- **The problem**
Repeat the material verbatim and drop the pictures.

- **Extracted material**
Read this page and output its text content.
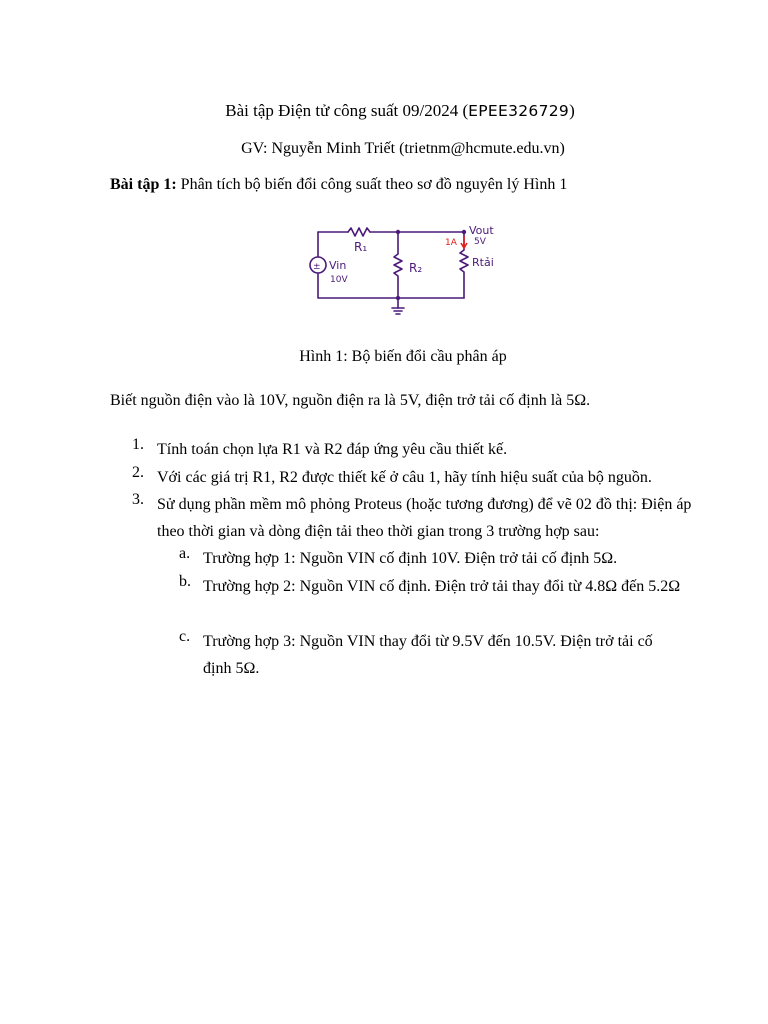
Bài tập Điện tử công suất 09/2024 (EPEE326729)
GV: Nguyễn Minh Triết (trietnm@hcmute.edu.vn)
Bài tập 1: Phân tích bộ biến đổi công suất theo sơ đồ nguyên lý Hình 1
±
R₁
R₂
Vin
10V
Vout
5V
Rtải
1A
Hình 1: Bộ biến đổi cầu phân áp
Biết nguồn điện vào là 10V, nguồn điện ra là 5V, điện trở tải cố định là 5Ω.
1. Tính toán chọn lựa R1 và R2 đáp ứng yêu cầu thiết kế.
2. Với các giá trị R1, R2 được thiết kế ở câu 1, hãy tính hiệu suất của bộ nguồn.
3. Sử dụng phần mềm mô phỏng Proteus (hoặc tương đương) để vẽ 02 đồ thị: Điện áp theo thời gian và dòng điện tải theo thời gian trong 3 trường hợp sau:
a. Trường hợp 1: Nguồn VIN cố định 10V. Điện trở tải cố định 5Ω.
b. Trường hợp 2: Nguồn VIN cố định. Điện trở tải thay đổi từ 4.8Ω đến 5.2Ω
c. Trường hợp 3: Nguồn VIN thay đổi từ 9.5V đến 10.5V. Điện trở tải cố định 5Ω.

- **Output for this exercise**
Read this page and output its text content.
Bài tập Điện tử công suất 09/2024 (EPEE326729)
GV: Nguyễn Minh Triết (trietnm@hcmute.edu.vn)
Bài tập 1: Phân tích bộ biến đổi công suất theo sơ đồ nguyên lý Hình 1
±
R₁
R₂
Vin
10V
Vout
5V
Rtải
1A
Hình 1: Bộ biến đổi cầu phân áp
Biết nguồn điện vào là 10V, nguồn điện ra là 5V, điện trở tải cố định là 5Ω.
1. Tính toán chọn lựa R1 và R2 đáp ứng yêu cầu thiết kế.
2. Với các giá trị R1, R2 được thiết kế ở câu 1, hãy tính hiệu suất của bộ nguồn.
3. Sử dụng phần mềm mô phỏng Proteus (hoặc tương đương) để vẽ 02 đồ thị: Điện áp theo thời gian và dòng điện tải theo thời gian trong 3 trường hợp sau:
a. Trường hợp 1: Nguồn VIN cố định 10V. Điện trở tải cố định 5Ω.
b. Trường hợp 2: Nguồn VIN cố định. Điện trở tải thay đổi từ 4.8Ω đến 5.2Ω
c. Trường hợp 3: Nguồn VIN thay đổi từ 9.5V đến 10.5V. Điện trở tải cố định 5Ω.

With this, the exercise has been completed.